_Directions:_ Print out every line, exactly as written.

_Records to use:_
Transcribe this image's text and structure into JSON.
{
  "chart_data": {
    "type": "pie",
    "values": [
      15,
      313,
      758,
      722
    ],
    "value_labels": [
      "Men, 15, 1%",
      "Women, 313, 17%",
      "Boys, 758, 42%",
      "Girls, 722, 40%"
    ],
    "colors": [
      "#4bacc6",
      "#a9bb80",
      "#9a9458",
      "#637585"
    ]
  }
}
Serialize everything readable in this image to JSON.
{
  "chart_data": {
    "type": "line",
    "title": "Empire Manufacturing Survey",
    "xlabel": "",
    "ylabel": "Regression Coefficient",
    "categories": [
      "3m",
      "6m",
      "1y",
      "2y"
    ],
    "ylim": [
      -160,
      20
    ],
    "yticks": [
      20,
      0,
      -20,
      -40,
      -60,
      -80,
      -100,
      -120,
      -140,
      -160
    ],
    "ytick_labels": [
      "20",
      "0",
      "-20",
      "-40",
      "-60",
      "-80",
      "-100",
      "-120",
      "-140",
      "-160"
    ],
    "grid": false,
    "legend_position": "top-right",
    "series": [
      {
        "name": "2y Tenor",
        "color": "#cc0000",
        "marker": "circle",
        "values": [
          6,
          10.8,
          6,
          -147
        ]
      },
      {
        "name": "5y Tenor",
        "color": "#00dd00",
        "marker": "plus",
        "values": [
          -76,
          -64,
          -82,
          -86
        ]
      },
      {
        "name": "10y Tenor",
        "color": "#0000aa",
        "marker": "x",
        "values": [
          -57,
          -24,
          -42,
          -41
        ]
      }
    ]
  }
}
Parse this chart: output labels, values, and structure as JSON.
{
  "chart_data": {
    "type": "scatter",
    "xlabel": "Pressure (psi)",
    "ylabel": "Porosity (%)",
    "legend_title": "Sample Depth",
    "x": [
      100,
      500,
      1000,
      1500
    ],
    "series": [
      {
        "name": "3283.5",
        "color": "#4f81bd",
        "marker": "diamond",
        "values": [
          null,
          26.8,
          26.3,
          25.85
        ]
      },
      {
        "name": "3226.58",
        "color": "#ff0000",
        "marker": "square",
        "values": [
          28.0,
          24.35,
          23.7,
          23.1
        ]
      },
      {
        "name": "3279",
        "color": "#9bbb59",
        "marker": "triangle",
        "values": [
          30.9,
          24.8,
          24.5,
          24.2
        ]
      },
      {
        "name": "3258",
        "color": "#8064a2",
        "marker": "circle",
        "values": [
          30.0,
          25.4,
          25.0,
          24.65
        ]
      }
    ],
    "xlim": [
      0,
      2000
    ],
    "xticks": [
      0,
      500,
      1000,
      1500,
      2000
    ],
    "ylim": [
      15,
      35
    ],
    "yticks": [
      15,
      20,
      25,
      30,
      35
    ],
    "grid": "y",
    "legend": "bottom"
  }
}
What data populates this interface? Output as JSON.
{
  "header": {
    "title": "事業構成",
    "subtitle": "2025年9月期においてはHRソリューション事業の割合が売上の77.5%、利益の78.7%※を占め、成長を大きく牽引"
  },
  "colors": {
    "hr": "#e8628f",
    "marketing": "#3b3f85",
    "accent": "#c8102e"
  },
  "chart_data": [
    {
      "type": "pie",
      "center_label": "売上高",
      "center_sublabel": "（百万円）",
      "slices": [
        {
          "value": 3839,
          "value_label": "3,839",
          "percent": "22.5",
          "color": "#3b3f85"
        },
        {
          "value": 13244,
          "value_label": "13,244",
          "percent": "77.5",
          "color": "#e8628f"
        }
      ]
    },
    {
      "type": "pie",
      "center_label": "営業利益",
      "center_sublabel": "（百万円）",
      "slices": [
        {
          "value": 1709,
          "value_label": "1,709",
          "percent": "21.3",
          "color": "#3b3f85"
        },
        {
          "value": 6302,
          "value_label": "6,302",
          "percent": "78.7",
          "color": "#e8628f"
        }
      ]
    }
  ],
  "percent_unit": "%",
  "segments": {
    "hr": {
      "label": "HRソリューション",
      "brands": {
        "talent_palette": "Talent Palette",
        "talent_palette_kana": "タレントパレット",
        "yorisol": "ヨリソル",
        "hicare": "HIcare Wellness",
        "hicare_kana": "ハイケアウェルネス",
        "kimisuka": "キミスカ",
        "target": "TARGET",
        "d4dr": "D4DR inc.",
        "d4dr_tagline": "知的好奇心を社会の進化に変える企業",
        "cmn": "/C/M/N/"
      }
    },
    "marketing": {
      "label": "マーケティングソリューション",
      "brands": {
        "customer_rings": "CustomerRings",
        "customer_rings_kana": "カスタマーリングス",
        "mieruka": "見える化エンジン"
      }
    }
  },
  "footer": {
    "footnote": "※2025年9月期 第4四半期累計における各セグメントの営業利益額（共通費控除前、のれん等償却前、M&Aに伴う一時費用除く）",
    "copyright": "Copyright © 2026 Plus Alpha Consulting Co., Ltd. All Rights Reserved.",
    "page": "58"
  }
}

_Correct output:_
Transcribe this image's text and structure into JSON.
{
  "chart_data": {
    "type": "pie",
    "values": [
      15,
      313,
      758,
      722
    ],
    "value_labels": [
      "Men, 15, 1%",
      "Women, 313, 17%",
      "Boys, 758, 42%",
      "Girls, 722, 40%"
    ],
    "colors": [
      "#4bacc6",
      "#a9bb80",
      "#9a9458",
      "#637585"
    ]
  }
}
Serialize everything readable in this image to JSON.
{
  "chart_data": {
    "type": "line",
    "title": "Empire Manufacturing Survey",
    "xlabel": "",
    "ylabel": "Regression Coefficient",
    "categories": [
      "3m",
      "6m",
      "1y",
      "2y"
    ],
    "ylim": [
      -160,
      20
    ],
    "yticks": [
      20,
      0,
      -20,
      -40,
      -60,
      -80,
      -100,
      -120,
      -140,
      -160
    ],
    "ytick_labels": [
      "20",
      "0",
      "-20",
      "-40",
      "-60",
      "-80",
      "-100",
      "-120",
      "-140",
      "-160"
    ],
    "grid": false,
    "legend_position": "top-right",
    "series": [
      {
        "name": "2y Tenor",
        "color": "#cc0000",
        "marker": "circle",
        "values": [
          6,
          10.8,
          6,
          -147
        ]
      },
      {
        "name": "5y Tenor",
        "color": "#00dd00",
        "marker": "plus",
        "values": [
          -76,
          -64,
          -82,
          -86
        ]
      },
      {
        "name": "10y Tenor",
        "color": "#0000aa",
        "marker": "x",
        "values": [
          -57,
          -24,
          -42,
          -41
        ]
      }
    ]
  }
}
Parse this chart: output labels, values, and structure as JSON.
{
  "chart_data": {
    "type": "scatter",
    "xlabel": "Pressure (psi)",
    "ylabel": "Porosity (%)",
    "legend_title": "Sample Depth",
    "x": [
      100,
      500,
      1000,
      1500
    ],
    "series": [
      {
        "name": "3283.5",
        "color": "#4f81bd",
        "marker": "diamond",
        "values": [
          null,
          26.8,
          26.3,
          25.85
        ]
      },
      {
        "name": "3226.58",
        "color": "#ff0000",
        "marker": "square",
        "values": [
          28.0,
          24.35,
          23.7,
          23.1
        ]
      },
      {
        "name": "3279",
        "color": "#9bbb59",
        "marker": "triangle",
        "values": [
          30.9,
          24.8,
          24.5,
          24.2
        ]
      },
      {
        "name": "3258",
        "color": "#8064a2",
        "marker": "circle",
        "values": [
          30.0,
          25.4,
          25.0,
          24.65
        ]
      }
    ],
    "xlim": [
      0,
      2000
    ],
    "xticks": [
      0,
      500,
      1000,
      1500,
      2000
    ],
    "ylim": [
      15,
      35
    ],
    "yticks": [
      15,
      20,
      25,
      30,
      35
    ],
    "grid": "y",
    "legend": "bottom"
  }
}
What data populates this interface? Output as JSON.
{
  "header": {
    "title": "事業構成",
    "subtitle": "2025年9月期においてはHRソリューション事業の割合が売上の77.5%、利益の78.7%※を占め、成長を大きく牽引"
  },
  "colors": {
    "hr": "#e8628f",
    "marketing": "#3b3f85",
    "accent": "#c8102e"
  },
  "chart_data": [
    {
      "type": "pie",
      "center_label": "売上高",
      "center_sublabel": "（百万円）",
      "slices": [
        {
          "value": 3839,
          "value_label": "3,839",
          "percent": "22.5",
          "color": "#3b3f85"
        },
        {
          "value": 13244,
          "value_label": "13,244",
          "percent": "77.5",
          "color": "#e8628f"
        }
      ]
    },
    {
      "type": "pie",
      "center_label": "営業利益",
      "center_sublabel": "（百万円）",
      "slices": [
        {
          "value": 1709,
          "value_label": "1,709",
          "percent": "21.3",
          "color": "#3b3f85"
        },
        {
          "value": 6302,
          "value_label": "6,302",
          "percent": "78.7",
          "color": "#e8628f"
        }
      ]
    }
  ],
  "percent_unit": "%",
  "segments": {
    "hr": {
      "label": "HRソリューション",
      "brands": {
        "talent_palette": "Talent Palette",
        "talent_palette_kana": "タレントパレット",
        "yorisol": "ヨリソル",
        "hicare": "HIcare Wellness",
        "hicare_kana": "ハイケアウェルネス",
        "kimisuka": "キミスカ",
        "target": "TARGET",
        "d4dr": "D4DR inc.",
        "d4dr_tagline": "知的好奇心を社会の進化に変える企業",
        "cmn": "/C/M/N/"
      }
    },
    "marketing": {
      "label": "マーケティングソリューション",
      "brands": {
        "customer_rings": "CustomerRings",
        "customer_rings_kana": "カスタマーリングス",
        "mieruka": "見える化エンジン"
      }
    }
  },
  "footer": {
    "footnote": "※2025年9月期 第4四半期累計における各セグメントの営業利益額（共通費控除前、のれん等償却前、M&Aに伴う一時費用除く）",
    "copyright": "Copyright © 2026 Plus Alpha Consulting Co., Ltd. All Rights Reserved.",
    "page": "58"
  }
}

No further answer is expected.